> WRITTEN INSTRUCTION: Transcribe everything in the data word for word. Pictures are left out.
━━━━━━━━━━
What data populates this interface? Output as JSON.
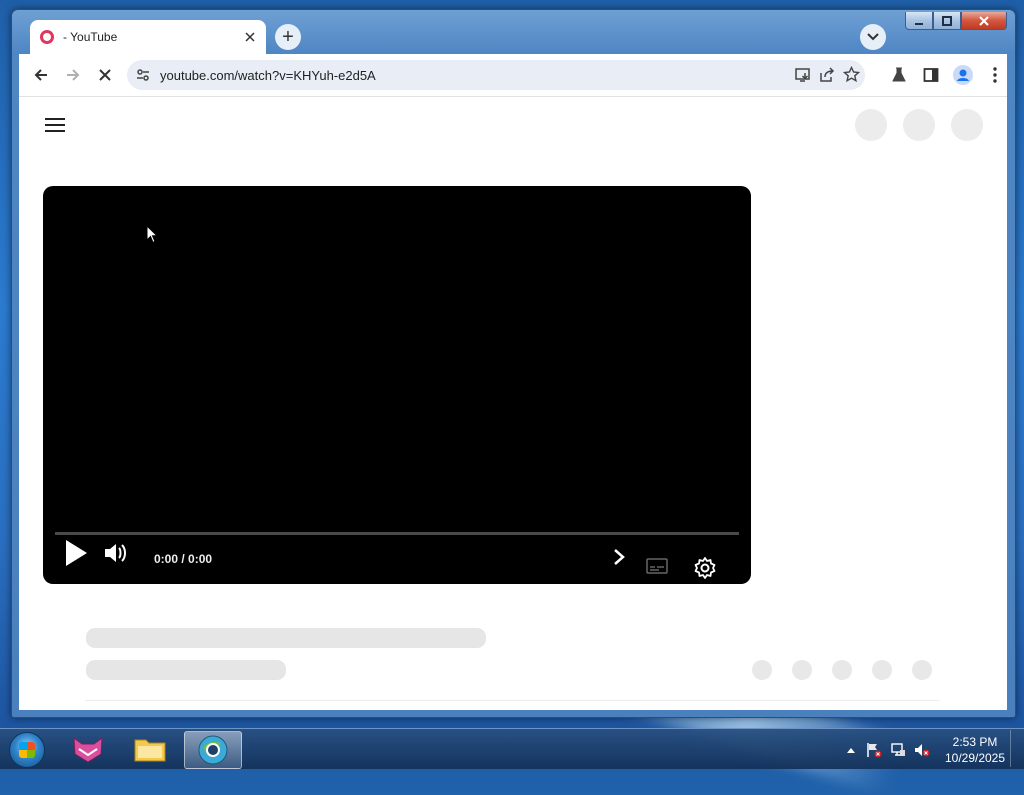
{
  "browser": {
    "tab": {
      "title": "- YouTube",
      "favicon": "youtube-loading-icon"
    },
    "new_tab_label": "+",
    "address": {
      "url": "youtube.com/watch?v=KHYuh-e2d5A"
    }
  },
  "player": {
    "time": "0:00 / 0:00"
  },
  "taskbar": {
    "clock": {
      "time": "2:53 PM",
      "date": "10/29/2025"
    }
  },
  "colors": {
    "accent": "#1a73e8",
    "favicon": "#e0385a",
    "player_bg": "#000000"
  }
}
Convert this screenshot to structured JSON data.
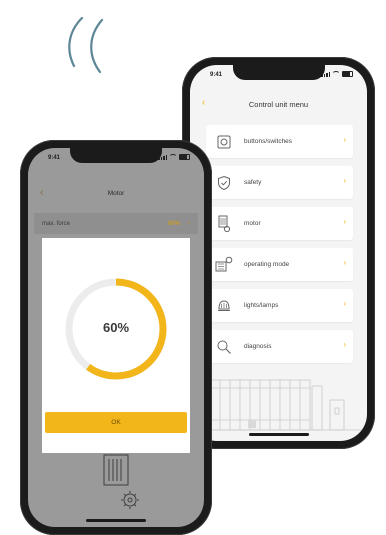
{
  "right_phone": {
    "status_time": "9:41",
    "title": "Control unit menu",
    "menu_items": [
      {
        "label": "buttons/switches",
        "icon": "button-switch-icon"
      },
      {
        "label": "safety",
        "icon": "shield-icon"
      },
      {
        "label": "motor",
        "icon": "motor-icon"
      },
      {
        "label": "operating mode",
        "icon": "operating-mode-icon"
      },
      {
        "label": "lights/lamps",
        "icon": "lamp-icon"
      },
      {
        "label": "diagnosis",
        "icon": "magnifier-icon"
      }
    ]
  },
  "left_phone": {
    "status_time": "9:41",
    "title": "Motor",
    "param": {
      "label": "max. force",
      "value": "60%"
    },
    "dialog": {
      "progress": 60,
      "progress_label": "60%",
      "ok_label": "OK"
    }
  },
  "colors": {
    "accent": "#f2b51a",
    "track": "#ececec"
  }
}
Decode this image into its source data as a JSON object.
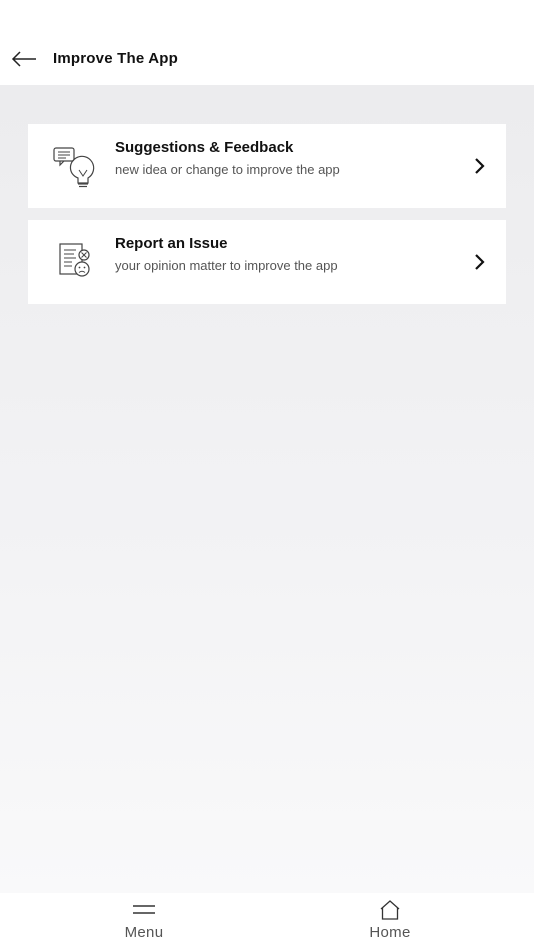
{
  "header": {
    "title": "Improve The App",
    "back_icon": "arrow-left-icon"
  },
  "items": [
    {
      "icon": "lightbulb-chat-icon",
      "title": "Suggestions & Feedback",
      "subtitle": "new idea or change to improve the app",
      "chevron_icon": "chevron-right-icon"
    },
    {
      "icon": "report-document-icon",
      "title": "Report an Issue",
      "subtitle": "your opinion matter to improve the app",
      "chevron_icon": "chevron-right-icon"
    }
  ],
  "bottom_nav": {
    "menu_label": "Menu",
    "menu_icon": "hamburger-menu-icon",
    "home_label": "Home",
    "home_icon": "home-icon"
  },
  "colors": {
    "background_gray": "#ececee",
    "card": "#ffffff",
    "text_primary": "#111111",
    "text_secondary": "#555555"
  }
}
━━━━━━━━━━
> REPLY:
What data populates this interface? Output as JSON.
{
  "browser": {
    "tab": {
      "title": "- YouTube",
      "favicon": "youtube-loading-icon"
    },
    "new_tab_label": "+",
    "address": {
      "url": "youtube.com/watch?v=KHYuh-e2d5A"
    }
  },
  "player": {
    "time": "0:00 / 0:00"
  },
  "taskbar": {
    "clock": {
      "time": "2:53 PM",
      "date": "10/29/2025"
    }
  },
  "colors": {
    "accent": "#1a73e8",
    "favicon": "#e0385a",
    "player_bg": "#000000"
  }
}
Convert this screenshot to structured JSON data.
{
  "right_phone": {
    "status_time": "9:41",
    "title": "Control unit menu",
    "menu_items": [
      {
        "label": "buttons/switches",
        "icon": "button-switch-icon"
      },
      {
        "label": "safety",
        "icon": "shield-icon"
      },
      {
        "label": "motor",
        "icon": "motor-icon"
      },
      {
        "label": "operating mode",
        "icon": "operating-mode-icon"
      },
      {
        "label": "lights/lamps",
        "icon": "lamp-icon"
      },
      {
        "label": "diagnosis",
        "icon": "magnifier-icon"
      }
    ]
  },
  "left_phone": {
    "status_time": "9:41",
    "title": "Motor",
    "param": {
      "label": "max. force",
      "value": "60%"
    },
    "dialog": {
      "progress": 60,
      "progress_label": "60%",
      "ok_label": "OK"
    }
  },
  "colors": {
    "accent": "#f2b51a",
    "track": "#ececec"
  }
}
Decode this image into its source data as a JSON object.
{
  "header": {
    "title": "Improve The App",
    "back_icon": "arrow-left-icon"
  },
  "items": [
    {
      "icon": "lightbulb-chat-icon",
      "title": "Suggestions & Feedback",
      "subtitle": "new idea or change to improve the app",
      "chevron_icon": "chevron-right-icon"
    },
    {
      "icon": "report-document-icon",
      "title": "Report an Issue",
      "subtitle": "your opinion matter to improve the app",
      "chevron_icon": "chevron-right-icon"
    }
  ],
  "bottom_nav": {
    "menu_label": "Menu",
    "menu_icon": "hamburger-menu-icon",
    "home_label": "Home",
    "home_icon": "home-icon"
  },
  "colors": {
    "background_gray": "#ececee",
    "card": "#ffffff",
    "text_primary": "#111111",
    "text_secondary": "#555555"
  }
}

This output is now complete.